To do ->
Report how many lines below include the string "nicht". Please keep the reply to that number.

[Saved data entries]
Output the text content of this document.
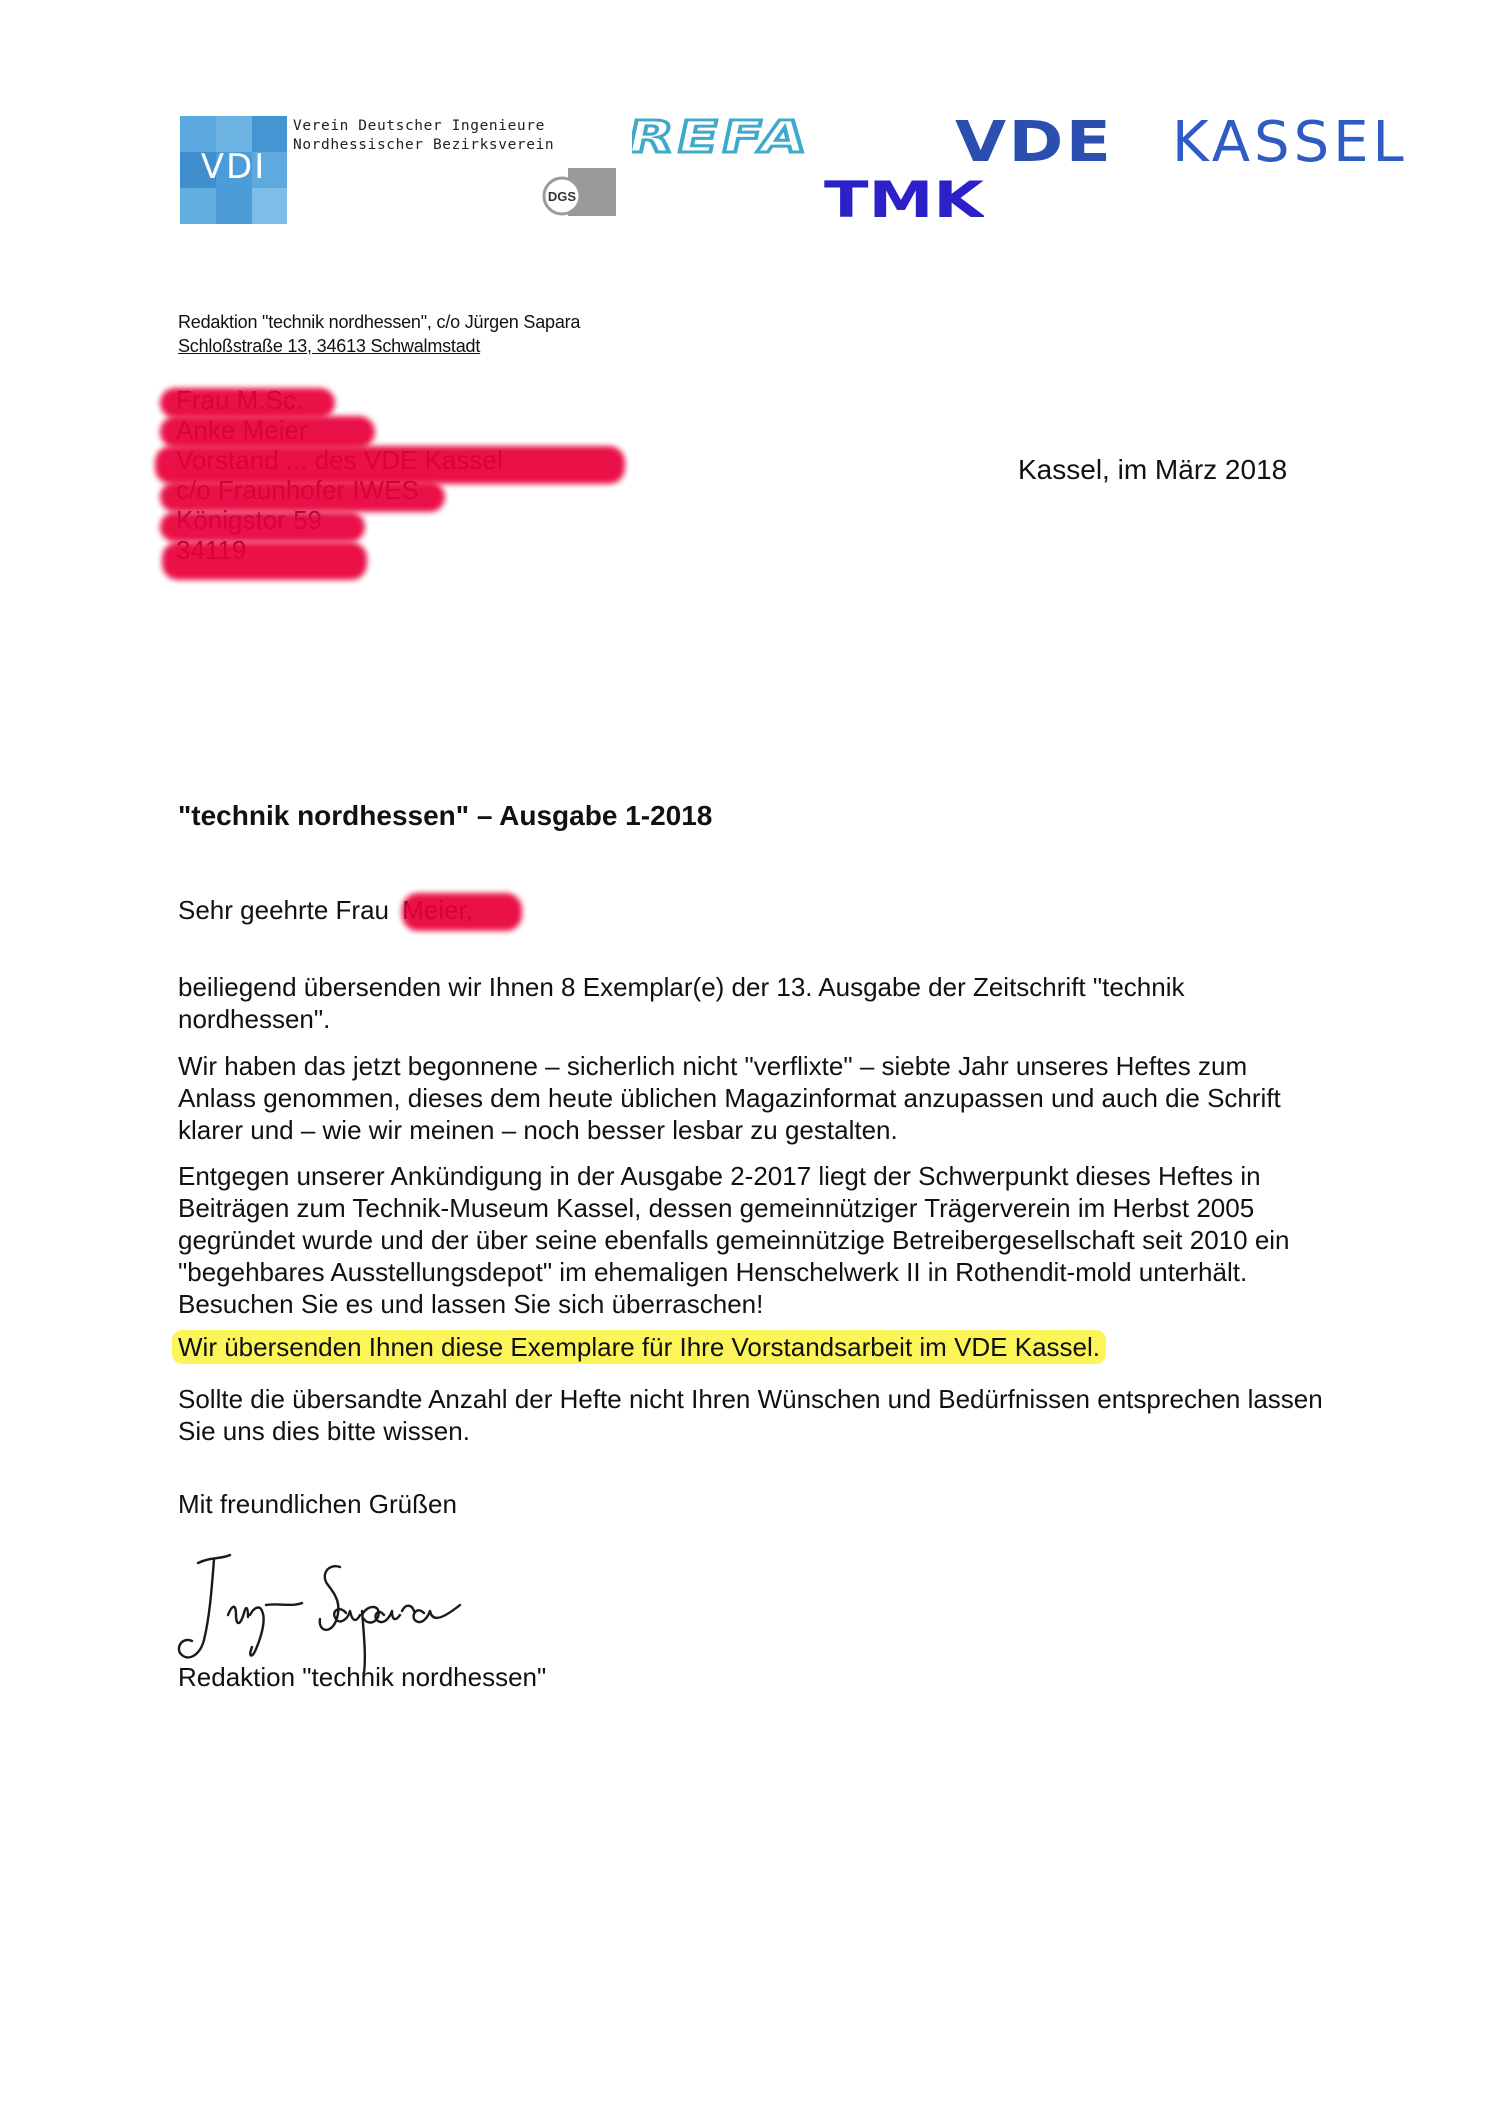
VDI
Verein Deutscher Ingenieure
Nordhessischer Bezirksverein REFA
DGS	TMK
VDE KASSEL
Redaktion "technik nordhessen", c/o Jürgen Sapara
Schloßstraße 13, 34613 Schwalmstadt
Kassel, im März 2018
"technik nordhessen" – Ausgabe 1-2018
Sehr geehrte Frau

beiliegend übersenden wir Ihnen 8 Exemplar(e) der 13. Ausgabe der Zeitschrift "technik nordhessen".

Wir haben das jetzt begonnene – sicherlich nicht "verflixte" – siebte Jahr unseres Heftes zum Anlass genommen, dieses dem heute üblichen Magazinformat anzupassen und auch die Schrift klarer und – wie wir meinen – noch besser lesbar zu gestalten.

Entgegen unserer Ankündigung in der Ausgabe 2-2017 liegt der Schwerpunkt dieses Heftes in Beiträgen zum Technik-Museum Kassel, dessen gemeinnütziger Trägerverein im Herbst 2005 gegründet wurde und der über seine ebenfalls gemeinnützige Betreibergesellschaft seit 2010 ein "begehbares Ausstellungsdepot" im ehemaligen Henschelwerk II in Rothendit-mold unterhält. Besuchen Sie es und lassen Sie sich überraschen!

Wir übersenden Ihnen diese Exemplare für Ihre Vorstandsarbeit im VDE Kassel.

Sollte die übersandte Anzahl der Hefte nicht Ihren Wünschen und Bedürfnissen entsprechen lassen Sie uns dies bitte wissen.

Mit freundlichen Grüßen
Redaktion "technik nordhessen"
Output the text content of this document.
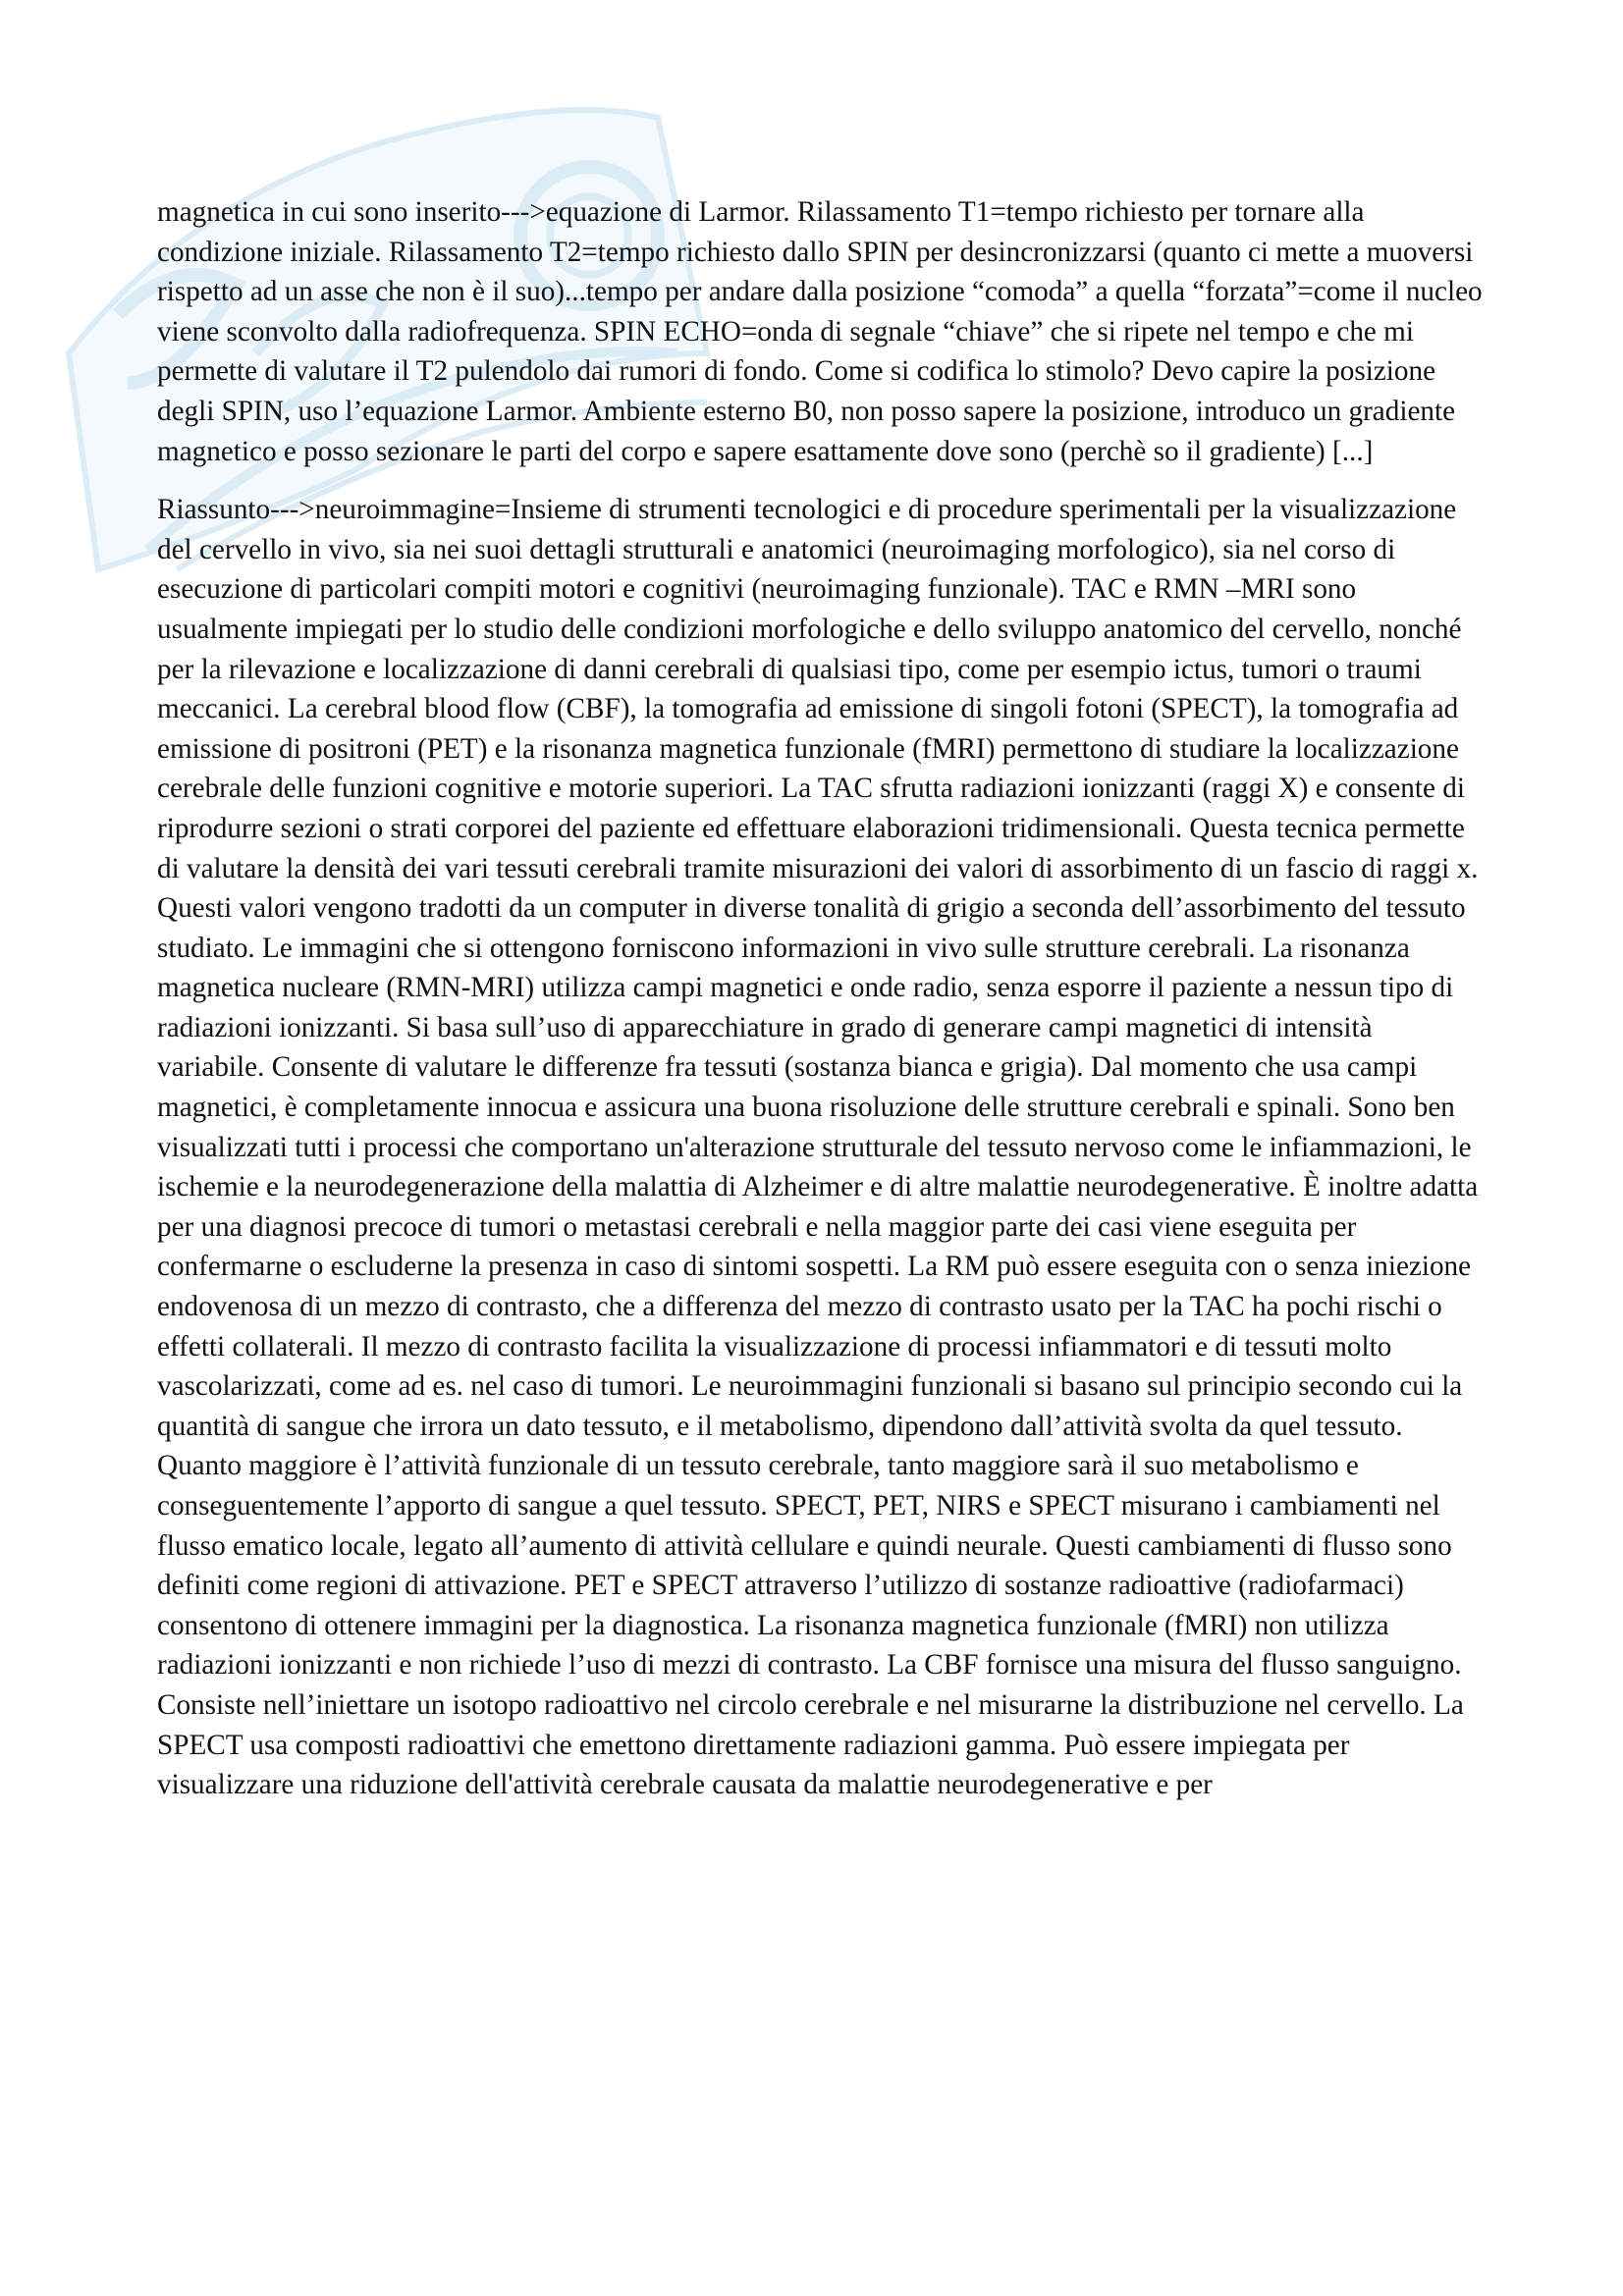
magnetica in cui sono inserito--->equazione di Larmor. Rilassamento T1=tempo richiesto per tornare alla condizione iniziale. Rilassamento T2=tempo richiesto dallo SPIN per desincronizzarsi (quanto ci mette a muoversi rispetto ad un asse che non è il suo)...tempo per andare dalla posizione “comoda” a quella “forzata”=come il nucleo viene sconvolto dalla radiofrequenza. SPIN ECHO=onda di segnale “chiave” che si ripete nel tempo e che mi permette di valutare il T2 pulendolo dai rumori di fondo. Come si codifica lo stimolo? Devo capire la posizione degli SPIN, uso l’equazione Larmor. Ambiente esterno B0, non posso sapere la posizione, introduco un gradiente magnetico e posso sezionare le parti del corpo e sapere esattamente dove sono (perchè so il gradiente) [...]

Riassunto--->neuroimmagine=Insieme di strumenti tecnologici e di procedure sperimentali per la visualizzazione del cervello in vivo, sia nei suoi dettagli strutturali e anatomici (neuroimaging morfologico), sia nel corso di esecuzione di particolari compiti motori e cognitivi (neuroimaging funzionale). TAC e RMN –MRI sono usualmente impiegati per lo studio delle condizioni morfologiche e dello sviluppo anatomico del cervello, nonché per la rilevazione e localizzazione di danni cerebrali di qualsiasi tipo, come per esempio ictus, tumori o traumi meccanici. La cerebral blood flow (CBF), la tomografia ad emissione di singoli fotoni (SPECT), la tomografia ad emissione di positroni (PET) e la risonanza magnetica funzionale (fMRI) permettono di studiare la localizzazione cerebrale delle funzioni cognitive e motorie superiori. La TAC sfrutta radiazioni ionizzanti (raggi X) e consente di riprodurre sezioni o strati corporei del paziente ed effettuare elaborazioni tridimensionali. Questa tecnica permette di valutare la densità dei vari tessuti cerebrali tramite misurazioni dei valori di assorbimento di un fascio di raggi x. Questi valori vengono tradotti da un computer in diverse tonalità di grigio a seconda dell’assorbimento del tessuto studiato. Le immagini che si ottengono forniscono informazioni in vivo sulle strutture cerebrali. La risonanza magnetica nucleare (RMN-MRI) utilizza campi magnetici e onde radio, senza esporre il paziente a nessun tipo di radiazioni ionizzanti. Si basa sull’uso di apparecchiature in grado di generare campi magnetici di intensità variabile. Consente di valutare le differenze fra tessuti (sostanza bianca e grigia). Dal momento che usa campi magnetici, è completamente innocua e assicura una buona risoluzione delle strutture cerebrali e spinali. Sono ben visualizzati tutti i processi che comportano un'alterazione strutturale del tessuto nervoso come le infiammazioni, le ischemie e la neurodegenerazione della malattia di Alzheimer e di altre malattie neurodegenerative. È inoltre adatta per una diagnosi precoce di tumori o metastasi cerebrali e nella maggior parte dei casi viene eseguita per confermarne o escluderne la presenza in caso di sintomi sospetti. La RM può essere eseguita con o senza iniezione endovenosa di un mezzo di contrasto, che a differenza del mezzo di contrasto usato per la TAC ha pochi rischi o effetti collaterali. Il mezzo di contrasto facilita la visualizzazione di processi infiammatori e di tessuti molto vascolarizzati, come ad es. nel caso di tumori. Le neuroimmagini funzionali si basano sul principio secondo cui la quantità di sangue che irrora un dato tessuto, e il metabolismo, dipendono dall’attività svolta da quel tessuto. Quanto maggiore è l’attività funzionale di un tessuto cerebrale, tanto maggiore sarà il suo metabolismo e conseguentemente l’apporto di sangue a quel tessuto. SPECT, PET, NIRS e SPECT misurano i cambiamenti nel flusso ematico locale, legato all’aumento di attività cellulare e quindi neurale. Questi cambiamenti di flusso sono definiti come regioni di attivazione. PET e SPECT attraverso l’utilizzo di sostanze radioattive (radiofarmaci) consentono di ottenere immagini per la diagnostica. La risonanza magnetica funzionale (fMRI) non utilizza radiazioni ionizzanti e non richiede l’uso di mezzi di contrasto. La CBF fornisce una misura del flusso sanguigno. Consiste nell’iniettare un isotopo radioattivo nel circolo cerebrale e nel misurarne la distribuzione nel cervello. La SPECT usa composti radioattivi che emettono direttamente radiazioni gamma. Può essere impiegata per visualizzare una riduzione dell'attività cerebrale causata da malattie neurodegenerative e per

Response to this exercise ->
2